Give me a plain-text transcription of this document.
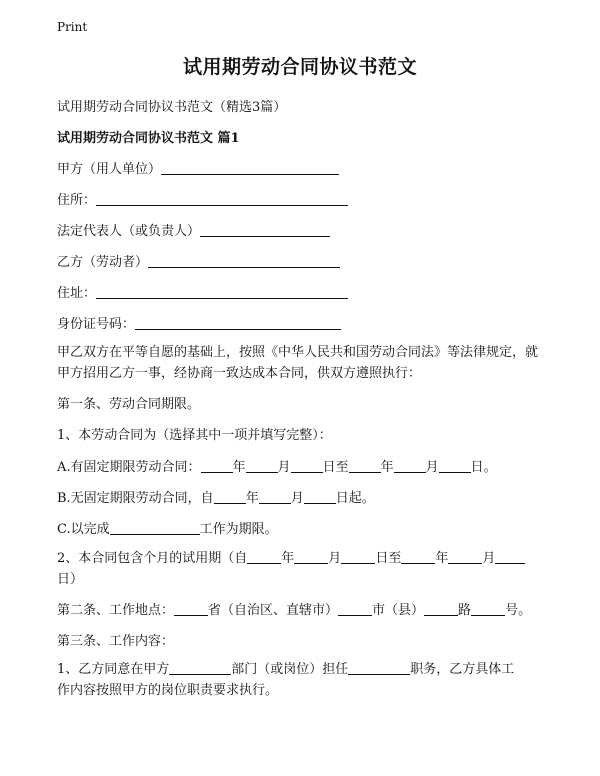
Print
试用期劳动合同协议书范文
试用期劳动合同协议书范文（精选3篇）
试用期劳动合同协议书范文 篇1
甲方（用人单位）
住所：
法定代表人（或负责人）
乙方（劳动者）
住址：
身份证号码：
甲乙双方在平等自愿的基础上，按照《中华人民共和国劳动合同法》等法律规定，就甲方招用乙方一事，经协商一致达成本合同，供双方遵照执行：
第一条、劳动合同期限。
1、本劳动合同为（选择其中一项并填写完整）：
A.有固定期限劳动合同： 年 月 日至 年 月 日。
B.无固定期限劳动合同，自 年 月 日起。
C.以完成	工作为期限。
2、本合同包含个月的试用期（自	年	月	日至	年	月日）
第二条、工作地点：	省（自治区、直辖市）	市（县）	路	号。
第三条、工作内容：
1、乙方同意在甲方	部门（或岗位）担任	职务，乙方具体工
作内容按照甲方的岗位职责要求执行。
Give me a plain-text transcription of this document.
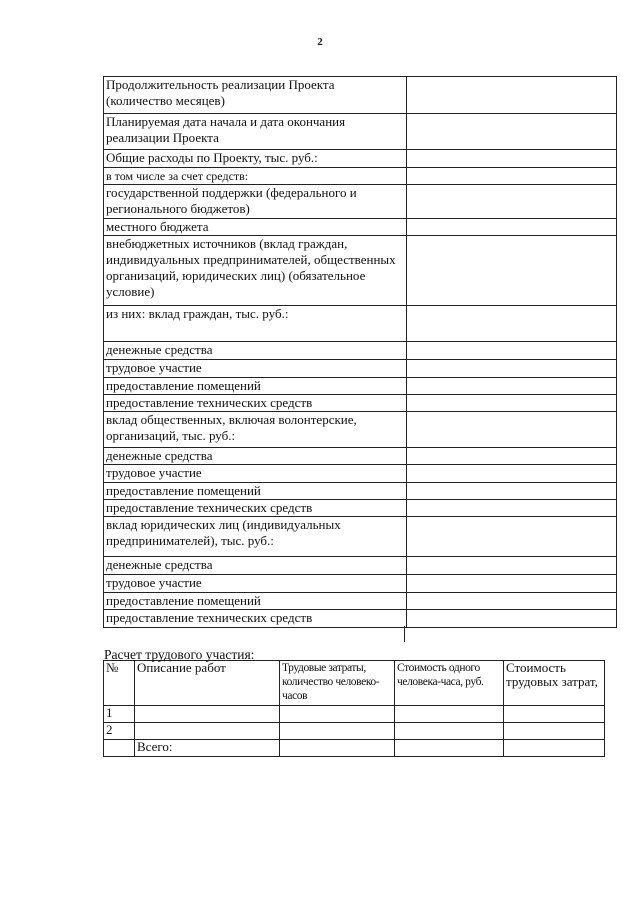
2
Продолжительность реализации Проекта (количество месяцев)	
Планируемая дата начала и дата окончания реализации Проекта	
Общие расходы по Проекту, тыс. руб.:	
в том числе за счет средств:	
государственной поддержки (федерального и регионального бюджетов)	
местного бюджета	
внебюджетных источников (вклад граждан, индивидуальных предпринимателей, общественных организаций, юридических лиц) (обязательное условие)	
из них: вклад граждан, тыс. руб.:	
денежные средства	
трудовое участие	
предоставление помещений	
предоставление технических средств	
вклад общественных, включая волонтерские, организаций, тыс. руб.:	
денежные средства	
трудовое участие	
предоставление помещений	
предоставление технических средств	
вклад юридических лиц (индивидуальных предпринимателей), тыс. руб.:	
денежные средства	
трудовое участие	
предоставление помещений	
предоставление технических средств	
Расчет трудового участия:
№	Описание работ	Трудовые затраты, количество человеко-часов	Стоимость одного человека-часа, руб.	Стоимость трудовых затрат,
1				
2				
	Всего:			
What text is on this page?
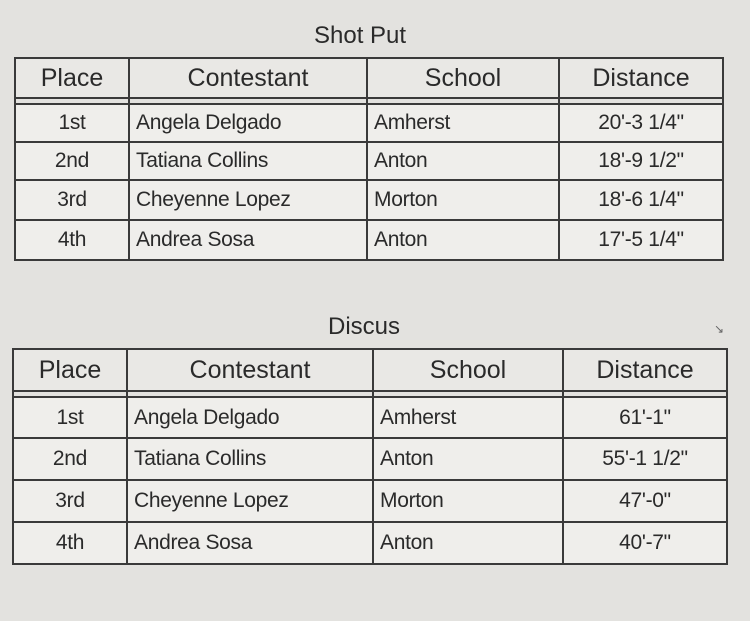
Shot Put
Place	Contestant	School	Distance

1st	Angela Delgado	Amherst	20'-3 1/4"
2nd	Tatiana Collins	Anton	18'-9 1/2"
3rd	Cheyenne Lopez	Morton	18'-6 1/4"
4th	Andrea Sosa	Anton	17'-5 1/4"
Discus	↘
Place	Contestant	School	Distance

1st	Angela Delgado	Amherst	61'-1"
2nd	Tatiana Collins	Anton	55'-1 1/2"
3rd	Cheyenne Lopez	Morton	47'-0"
4th	Andrea Sosa	Anton	40'-7"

■ ■ ■ ■ ■

Could you reproduce every record above exactly, leaving out the pictures?

• [Full response]:
Give me a plain-text transcription of this document.
Print
试用期劳动合同协议书范文
试用期劳动合同协议书范文（精选3篇）
试用期劳动合同协议书范文 篇1
甲方（用人单位）
住所：
法定代表人（或负责人）
乙方（劳动者）
住址：
身份证号码：
甲乙双方在平等自愿的基础上，按照《中华人民共和国劳动合同法》等法律规定，就甲方招用乙方一事，经协商一致达成本合同，供双方遵照执行：
第一条、劳动合同期限。
1、本劳动合同为（选择其中一项并填写完整）：
A.有固定期限劳动合同： 年 月 日至 年 月 日。
B.无固定期限劳动合同，自 年 月 日起。
C.以完成	工作为期限。
2、本合同包含个月的试用期（自	年	月	日至	年	月日）
第二条、工作地点：	省（自治区、直辖市）	市（县）	路	号。
第三条、工作内容：
1、乙方同意在甲方	部门（或岗位）担任	职务，乙方具体工
作内容按照甲方的岗位职责要求执行。
Give me a plain-text transcription of this document.
2
Продолжительность реализации Проекта (количество месяцев)	
Планируемая дата начала и дата окончания реализации Проекта	
Общие расходы по Проекту, тыс. руб.:	
в том числе за счет средств:	
государственной поддержки (федерального и регионального бюджетов)	
местного бюджета	
внебюджетных источников (вклад граждан, индивидуальных предпринимателей, общественных организаций, юридических лиц) (обязательное условие)	
из них: вклад граждан, тыс. руб.:	
денежные средства	
трудовое участие	
предоставление помещений	
предоставление технических средств	
вклад общественных, включая волонтерские, организаций, тыс. руб.:	
денежные средства	
трудовое участие	
предоставление помещений	
предоставление технических средств	
вклад юридических лиц (индивидуальных предпринимателей), тыс. руб.:	
денежные средства	
трудовое участие	
предоставление помещений	
предоставление технических средств	
Расчет трудового участия:
№	Описание работ	Трудовые затраты, количество человеко-часов	Стоимость одного человека-часа, руб.	Стоимость трудовых затрат,
1				
2				
	Всего:			
What text is on this page?
Shot Put
Place	Contestant	School	Distance

1st	Angela Delgado	Amherst	20'-3 1/4"
2nd	Tatiana Collins	Anton	18'-9 1/2"
3rd	Cheyenne Lopez	Morton	18'-6 1/4"
4th	Andrea Sosa	Anton	17'-5 1/4"
Discus	↘
Place	Contestant	School	Distance

1st	Angela Delgado	Amherst	61'-1"
2nd	Tatiana Collins	Anton	55'-1 1/2"
3rd	Cheyenne Lopez	Morton	47'-0"
4th	Andrea Sosa	Anton	40'-7"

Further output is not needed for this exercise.